(Data entries for graphics)
§

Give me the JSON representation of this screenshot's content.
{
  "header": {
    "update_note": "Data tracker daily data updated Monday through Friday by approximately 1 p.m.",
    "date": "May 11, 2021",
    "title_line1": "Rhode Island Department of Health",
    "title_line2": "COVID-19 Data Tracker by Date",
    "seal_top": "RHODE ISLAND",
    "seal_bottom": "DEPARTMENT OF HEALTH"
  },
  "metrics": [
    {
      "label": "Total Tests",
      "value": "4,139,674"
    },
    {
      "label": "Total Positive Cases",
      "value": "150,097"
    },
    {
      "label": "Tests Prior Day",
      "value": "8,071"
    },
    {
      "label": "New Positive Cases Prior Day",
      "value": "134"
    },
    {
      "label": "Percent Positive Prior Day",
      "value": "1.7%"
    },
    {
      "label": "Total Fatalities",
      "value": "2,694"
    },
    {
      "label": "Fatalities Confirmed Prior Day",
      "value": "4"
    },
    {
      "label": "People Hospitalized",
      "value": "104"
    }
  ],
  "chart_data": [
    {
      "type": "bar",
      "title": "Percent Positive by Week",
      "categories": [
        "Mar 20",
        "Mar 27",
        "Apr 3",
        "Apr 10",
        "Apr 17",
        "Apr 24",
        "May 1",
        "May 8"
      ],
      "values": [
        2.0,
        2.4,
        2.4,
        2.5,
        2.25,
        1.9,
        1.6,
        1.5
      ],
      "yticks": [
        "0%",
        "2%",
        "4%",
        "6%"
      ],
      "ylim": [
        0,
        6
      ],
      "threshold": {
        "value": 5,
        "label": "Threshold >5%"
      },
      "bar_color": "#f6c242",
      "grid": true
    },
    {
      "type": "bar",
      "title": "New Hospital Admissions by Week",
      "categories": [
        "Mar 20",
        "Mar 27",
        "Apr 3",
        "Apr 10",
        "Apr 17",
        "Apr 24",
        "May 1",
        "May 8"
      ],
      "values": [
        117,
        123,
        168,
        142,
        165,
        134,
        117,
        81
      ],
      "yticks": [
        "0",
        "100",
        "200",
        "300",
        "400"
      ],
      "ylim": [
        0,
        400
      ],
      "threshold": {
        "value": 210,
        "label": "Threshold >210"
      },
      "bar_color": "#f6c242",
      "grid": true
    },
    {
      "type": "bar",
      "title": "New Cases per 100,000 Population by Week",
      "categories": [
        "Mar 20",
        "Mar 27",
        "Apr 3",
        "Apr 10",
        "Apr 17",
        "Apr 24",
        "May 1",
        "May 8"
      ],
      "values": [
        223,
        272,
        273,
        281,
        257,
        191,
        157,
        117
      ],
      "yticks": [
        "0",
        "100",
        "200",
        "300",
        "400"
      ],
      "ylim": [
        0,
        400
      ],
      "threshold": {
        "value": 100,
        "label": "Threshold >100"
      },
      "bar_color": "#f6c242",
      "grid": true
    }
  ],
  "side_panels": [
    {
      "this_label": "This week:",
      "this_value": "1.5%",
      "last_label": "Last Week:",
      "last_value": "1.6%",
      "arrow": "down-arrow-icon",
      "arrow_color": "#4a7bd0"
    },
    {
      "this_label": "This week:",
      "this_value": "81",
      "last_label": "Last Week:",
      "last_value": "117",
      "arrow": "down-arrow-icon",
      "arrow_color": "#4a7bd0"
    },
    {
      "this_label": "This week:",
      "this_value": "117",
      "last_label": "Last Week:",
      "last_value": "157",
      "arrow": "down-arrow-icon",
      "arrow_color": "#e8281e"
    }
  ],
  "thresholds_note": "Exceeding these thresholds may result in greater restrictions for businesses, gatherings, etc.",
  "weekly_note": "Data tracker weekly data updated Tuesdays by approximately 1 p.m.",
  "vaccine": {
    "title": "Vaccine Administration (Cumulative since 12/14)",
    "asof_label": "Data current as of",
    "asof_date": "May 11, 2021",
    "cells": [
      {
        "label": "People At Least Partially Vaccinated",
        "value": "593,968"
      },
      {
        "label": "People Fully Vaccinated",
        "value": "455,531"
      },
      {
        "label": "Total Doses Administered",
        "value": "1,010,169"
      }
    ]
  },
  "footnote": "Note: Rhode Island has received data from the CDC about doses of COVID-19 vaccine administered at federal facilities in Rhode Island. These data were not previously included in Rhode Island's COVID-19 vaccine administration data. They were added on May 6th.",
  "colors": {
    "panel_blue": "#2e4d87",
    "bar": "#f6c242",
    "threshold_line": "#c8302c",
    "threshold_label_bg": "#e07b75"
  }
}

§

Goal | Tally the lines of the records holding the word "COVID", then state only the tally.

The response | 2